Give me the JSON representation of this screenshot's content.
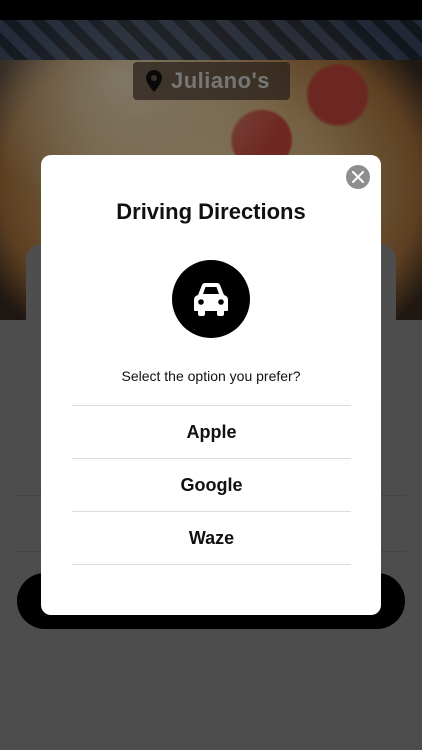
{
  "header": {
    "location_name": "Juliano's"
  },
  "modal": {
    "title": "Driving Directions",
    "prompt": "Select the option you prefer?",
    "options": [
      {
        "label": "Apple"
      },
      {
        "label": "Google"
      },
      {
        "label": "Waze"
      }
    ]
  },
  "icons": {
    "location": "map-pin-icon",
    "close": "close-icon",
    "car": "car-icon"
  },
  "colors": {
    "overlay": "#000000",
    "modal_bg": "#ffffff",
    "close_button": "#8e8e8e",
    "icon_circle": "#000000"
  }
}
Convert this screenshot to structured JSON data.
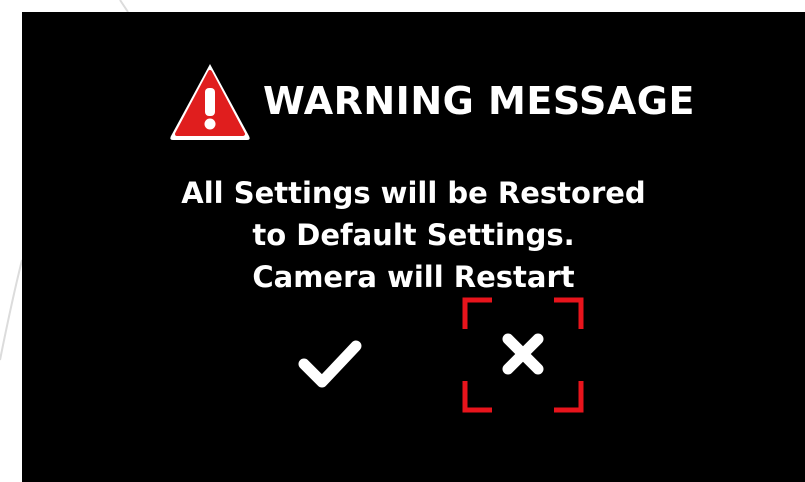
{
  "dialog": {
    "title": "WARNING MESSAGE",
    "message_lines": [
      "All Settings will be Restored",
      "to Default Settings.",
      "Camera will Restart"
    ],
    "icons": {
      "warning": "warning-triangle-icon",
      "confirm": "checkmark-icon",
      "cancel": "cross-icon"
    },
    "selected_option": "cancel"
  },
  "colors": {
    "background": "#000000",
    "text": "#ffffff",
    "warning_red": "#e01e1e",
    "selection_red": "#e8141c"
  }
}
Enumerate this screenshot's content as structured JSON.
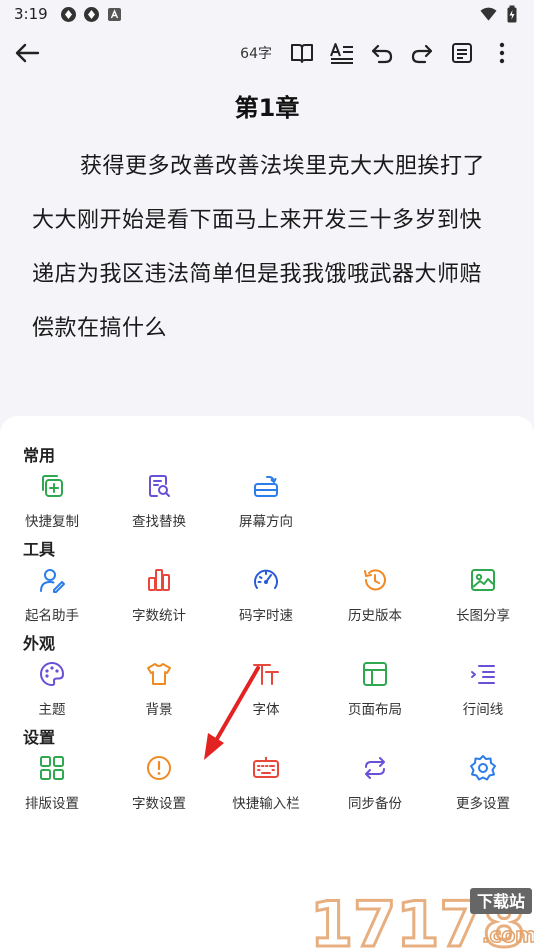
{
  "status_bar": {
    "time": "3:19"
  },
  "toolbar": {
    "word_count": "64字"
  },
  "chapter": {
    "title": "第1章",
    "body": "获得更多改善改善法埃里克大大胆挨打了大大刚开始是看下面马上来开发三十多岁到快递店为我区违法简单但是我我饿哦武器大师赔偿款在搞什么"
  },
  "sections": [
    {
      "title": "常用",
      "items": [
        {
          "label": "快捷复制",
          "icon": "copy-add-icon",
          "color": "#2fa84f"
        },
        {
          "label": "查找替换",
          "icon": "find-replace-icon",
          "color": "#6a4fd8"
        },
        {
          "label": "屏幕方向",
          "icon": "screen-rotate-icon",
          "color": "#2b7de9"
        }
      ]
    },
    {
      "title": "工具",
      "items": [
        {
          "label": "起名助手",
          "icon": "user-edit-icon",
          "color": "#2b7de9"
        },
        {
          "label": "字数统计",
          "icon": "bar-chart-icon",
          "color": "#e8473b"
        },
        {
          "label": "码字时速",
          "icon": "speedometer-icon",
          "color": "#2b5cd8"
        },
        {
          "label": "历史版本",
          "icon": "history-icon",
          "color": "#f08a24"
        },
        {
          "label": "长图分享",
          "icon": "image-icon",
          "color": "#2fa84f"
        }
      ]
    },
    {
      "title": "外观",
      "items": [
        {
          "label": "主题",
          "icon": "palette-icon",
          "color": "#6a4fd8"
        },
        {
          "label": "背景",
          "icon": "tshirt-icon",
          "color": "#f08a24"
        },
        {
          "label": "字体",
          "icon": "font-icon",
          "color": "#e8473b"
        },
        {
          "label": "页面布局",
          "icon": "layout-icon",
          "color": "#2fa84f"
        },
        {
          "label": "行间线",
          "icon": "line-spacing-icon",
          "color": "#6a4fd8"
        }
      ]
    },
    {
      "title": "设置",
      "items": [
        {
          "label": "排版设置",
          "icon": "grid-layout-icon",
          "color": "#2fa84f"
        },
        {
          "label": "字数设置",
          "icon": "alert-circle-icon",
          "color": "#f08a24"
        },
        {
          "label": "快捷输入栏",
          "icon": "keyboard-icon",
          "color": "#e8473b"
        },
        {
          "label": "同步备份",
          "icon": "sync-icon",
          "color": "#6a4fd8"
        },
        {
          "label": "更多设置",
          "icon": "gear-icon",
          "color": "#2b7de9"
        }
      ]
    }
  ],
  "watermark": {
    "number": "17178",
    "badge": "下载站",
    "domain": ".com"
  }
}
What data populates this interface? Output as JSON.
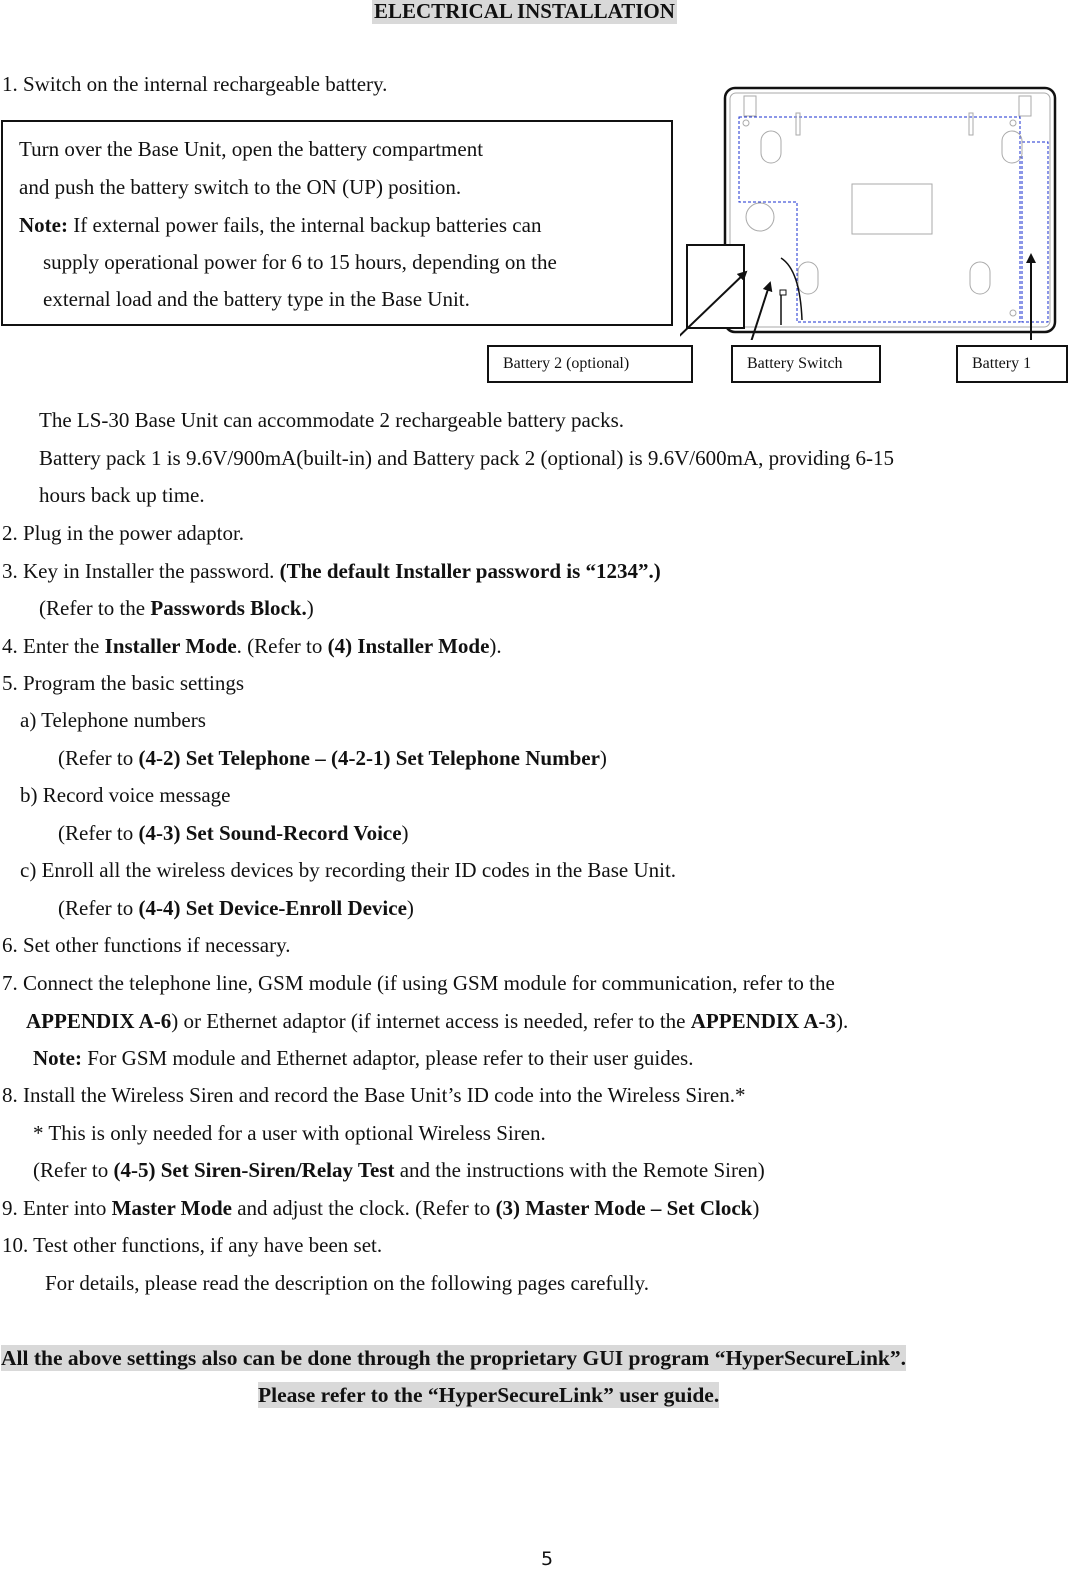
{
  "title": "ELECTRICAL INSTALLATION",
  "step1": "1. Switch on the internal rechargeable battery.",
  "note_box": {
    "line1": "Turn over the Base Unit, open the battery compartment",
    "line2": "and push the battery switch to the ON (UP) position.",
    "note_label": "Note:",
    "line3": " If external power fails, the internal backup batteries can",
    "line4": "supply operational power for 6 to 15 hours, depending on the",
    "line5": "external load and the battery type in the Base Unit."
  },
  "diagram": {
    "labels": {
      "battery2": "Battery 2 (optional)",
      "switch": "Battery Switch",
      "battery1": "Battery 1"
    },
    "colors": {
      "outline": "#111111",
      "dashed": "#1a2fd0",
      "light": "#9a9a9a"
    }
  },
  "battery_info": {
    "line1": "The LS-30 Base Unit can accommodate 2 rechargeable battery packs.",
    "line2": "Battery pack 1 is 9.6V/900mA(built-in) and Battery pack 2 (optional) is 9.6V/600mA, providing 6-15",
    "line3": "hours back up time."
  },
  "steps": {
    "s2": "2. Plug in the power adaptor.",
    "s3_a": "3. Key in Installer the password. ",
    "s3_b": "(The default Installer password is “1234”.)",
    "s3_ref_a": "(Refer to the ",
    "s3_ref_b": "Passwords Block.",
    "s3_ref_c": ")",
    "s4_a": "4. Enter the ",
    "s4_b": "Installer Mode",
    "s4_c": ". (Refer to ",
    "s4_d": "(4) Installer Mode",
    "s4_e": ").",
    "s5": "5. Program the basic settings",
    "s5a": "a) Telephone numbers",
    "s5a_ref_a": "(Refer to ",
    "s5a_ref_b": "(4-2) Set Telephone – (4-2-1) Set Telephone Number",
    "s5a_ref_c": ")",
    "s5b": "b) Record voice message",
    "s5b_ref_a": "(Refer to ",
    "s5b_ref_b": "(4-3) Set Sound-Record Voice",
    "s5b_ref_c": ")",
    "s5c": "c) Enroll all the wireless devices by recording their ID codes in the Base Unit.",
    "s5c_ref_a": "(Refer to ",
    "s5c_ref_b": "(4-4) Set Device-Enroll Device",
    "s5c_ref_c": ")",
    "s6": "6. Set other functions if necessary.",
    "s7_l1": "7. Connect the telephone line, GSM module (if using GSM module for communication, refer to the",
    "s7_l2_a": "APPENDIX A-6",
    "s7_l2_b": ") or Ethernet adaptor (if internet access is needed, refer to the ",
    "s7_l2_c": "APPENDIX A-3",
    "s7_l2_d": ").",
    "s7_note_a": "Note:",
    "s7_note_b": " For GSM module and Ethernet adaptor, please refer to their user guides.",
    "s8": "8. Install the Wireless Siren and record the Base Unit’s ID code into the Wireless Siren.*",
    "s8_star": "* This is only needed for a user with optional Wireless Siren.",
    "s8_ref_a": "(Refer to ",
    "s8_ref_b": "(4-5) Set Siren-Siren/Relay Test",
    "s8_ref_c": " and the instructions with the Remote Siren)",
    "s9_a": "9. Enter into ",
    "s9_b": "Master Mode",
    "s9_c": " and adjust the clock. (Refer to ",
    "s9_d": "(3) Master Mode – Set Clock",
    "s9_e": ")",
    "s10": "10. Test other functions, if any have been set.",
    "s10_detail": "For details, please read the description on the following pages carefully."
  },
  "footer_note": {
    "line1": "All the above settings also can be done through the proprietary GUI program “HyperSecureLink”.",
    "line2": "Please refer to the “HyperSecureLink” user guide."
  },
  "page_number": "5"
}
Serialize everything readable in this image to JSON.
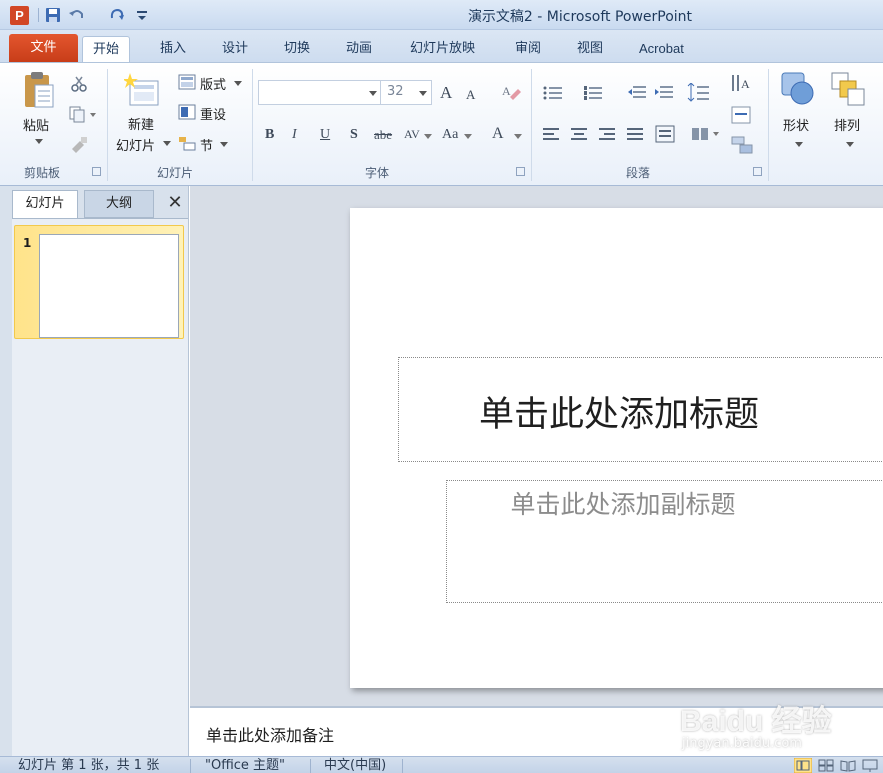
{
  "window": {
    "title": "演示文稿2 - Microsoft PowerPoint",
    "app_icon_letter": "P"
  },
  "ribbon_tabs": [
    {
      "label": "文件"
    },
    {
      "label": "开始"
    },
    {
      "label": "插入"
    },
    {
      "label": "设计"
    },
    {
      "label": "切换"
    },
    {
      "label": "动画"
    },
    {
      "label": "幻灯片放映"
    },
    {
      "label": "审阅"
    },
    {
      "label": "视图"
    },
    {
      "label": "Acrobat"
    }
  ],
  "ribbon": {
    "clipboard": {
      "paste_label": "粘贴",
      "group_label": "剪贴板"
    },
    "slides": {
      "new_slide_line1": "新建",
      "new_slide_line2": "幻灯片",
      "layout_label": "版式",
      "reset_label": "重设",
      "section_label": "节",
      "group_label": "幻灯片"
    },
    "font": {
      "font_name_value": "",
      "font_size_value": "32",
      "group_label": "字体",
      "bold": "B",
      "italic": "I",
      "underline": "U",
      "shadow": "S",
      "strike": "abe",
      "spacing": "AV",
      "case": "Aa",
      "color": "A",
      "grow": "A",
      "shrink": "A"
    },
    "paragraph": {
      "group_label": "段落"
    },
    "drawing": {
      "shapes_label": "形状",
      "arrange_label": "排列"
    }
  },
  "panel": {
    "tab_slides": "幻灯片",
    "tab_outline": "大纲",
    "close_glyph": "✕",
    "thumb_number": "1"
  },
  "slide": {
    "title_placeholder": "单击此处添加标题",
    "subtitle_placeholder": "单击此处添加副标题"
  },
  "notes": {
    "placeholder": "单击此处添加备注"
  },
  "status": {
    "slide_info": "幻灯片 第 1 张，共 1 张",
    "theme": "\"Office 主题\"",
    "language": "中文(中国)"
  },
  "watermark": {
    "brand": "Baidu 经验",
    "url": "jingyan.baidu.com"
  },
  "colors": {
    "file_tab": "#d24726",
    "selected_thumb": "#ffe38a"
  }
}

════════════════

* _WHAT THE TASK REQUIRES_
Within the data above, count the lines that contain the string "content"; the reply is the number alone.

* _FULL OUTPUT_
2